* Begin Records supplied *

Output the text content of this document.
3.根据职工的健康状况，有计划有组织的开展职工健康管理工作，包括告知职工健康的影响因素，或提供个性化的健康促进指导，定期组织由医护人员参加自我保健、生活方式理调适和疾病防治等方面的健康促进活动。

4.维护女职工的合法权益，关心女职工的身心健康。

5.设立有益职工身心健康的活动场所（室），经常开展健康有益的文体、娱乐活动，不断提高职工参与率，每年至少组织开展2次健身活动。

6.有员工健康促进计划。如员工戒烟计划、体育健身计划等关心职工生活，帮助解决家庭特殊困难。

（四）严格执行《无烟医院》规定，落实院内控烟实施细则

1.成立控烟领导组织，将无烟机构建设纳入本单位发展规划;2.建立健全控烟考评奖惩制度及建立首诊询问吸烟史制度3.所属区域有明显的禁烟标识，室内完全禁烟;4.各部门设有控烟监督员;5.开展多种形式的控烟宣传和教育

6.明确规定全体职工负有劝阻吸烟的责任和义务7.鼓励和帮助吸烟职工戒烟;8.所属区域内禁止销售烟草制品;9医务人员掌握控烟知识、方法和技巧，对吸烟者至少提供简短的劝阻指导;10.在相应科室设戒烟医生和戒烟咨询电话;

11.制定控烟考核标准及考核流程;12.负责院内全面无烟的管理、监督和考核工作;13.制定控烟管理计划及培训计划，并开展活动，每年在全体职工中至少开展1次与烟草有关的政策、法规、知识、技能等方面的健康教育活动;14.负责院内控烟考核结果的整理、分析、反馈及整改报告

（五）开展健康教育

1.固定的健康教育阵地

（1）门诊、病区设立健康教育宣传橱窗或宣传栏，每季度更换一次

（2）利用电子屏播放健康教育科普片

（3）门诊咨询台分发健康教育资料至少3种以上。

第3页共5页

* End Records supplied *

◆ Goal:
Make an exact copy of the records.

◆ Complete answer:
Output the text content of this document.
3.根据职工的健康状况，有计划有组织的开展职工健康管理工作，包括告知职工健康的影响因素，或提供个性化的健康促进指导，定期组织由医护人员参加自我保健、生活方式理调适和疾病防治等方面的健康促进活动。

4.维护女职工的合法权益，关心女职工的身心健康。

5.设立有益职工身心健康的活动场所（室），经常开展健康有益的文体、娱乐活动，不断提高职工参与率，每年至少组织开展2次健身活动。

6.有员工健康促进计划。如员工戒烟计划、体育健身计划等关心职工生活，帮助解决家庭特殊困难。

（四）严格执行《无烟医院》规定，落实院内控烟实施细则

1.成立控烟领导组织，将无烟机构建设纳入本单位发展规划;2.建立健全控烟考评奖惩制度及建立首诊询问吸烟史制度3.所属区域有明显的禁烟标识，室内完全禁烟;4.各部门设有控烟监督员;5.开展多种形式的控烟宣传和教育

6.明确规定全体职工负有劝阻吸烟的责任和义务7.鼓励和帮助吸烟职工戒烟;8.所属区域内禁止销售烟草制品;9医务人员掌握控烟知识、方法和技巧，对吸烟者至少提供简短的劝阻指导;10.在相应科室设戒烟医生和戒烟咨询电话;

11.制定控烟考核标准及考核流程;12.负责院内全面无烟的管理、监督和考核工作;13.制定控烟管理计划及培训计划，并开展活动，每年在全体职工中至少开展1次与烟草有关的政策、法规、知识、技能等方面的健康教育活动;14.负责院内控烟考核结果的整理、分析、反馈及整改报告

（五）开展健康教育

1.固定的健康教育阵地

（1）门诊、病区设立健康教育宣传橱窗或宣传栏，每季度更换一次

（2）利用电子屏播放健康教育科普片

（3）门诊咨询台分发健康教育资料至少3种以上。

第3页共5页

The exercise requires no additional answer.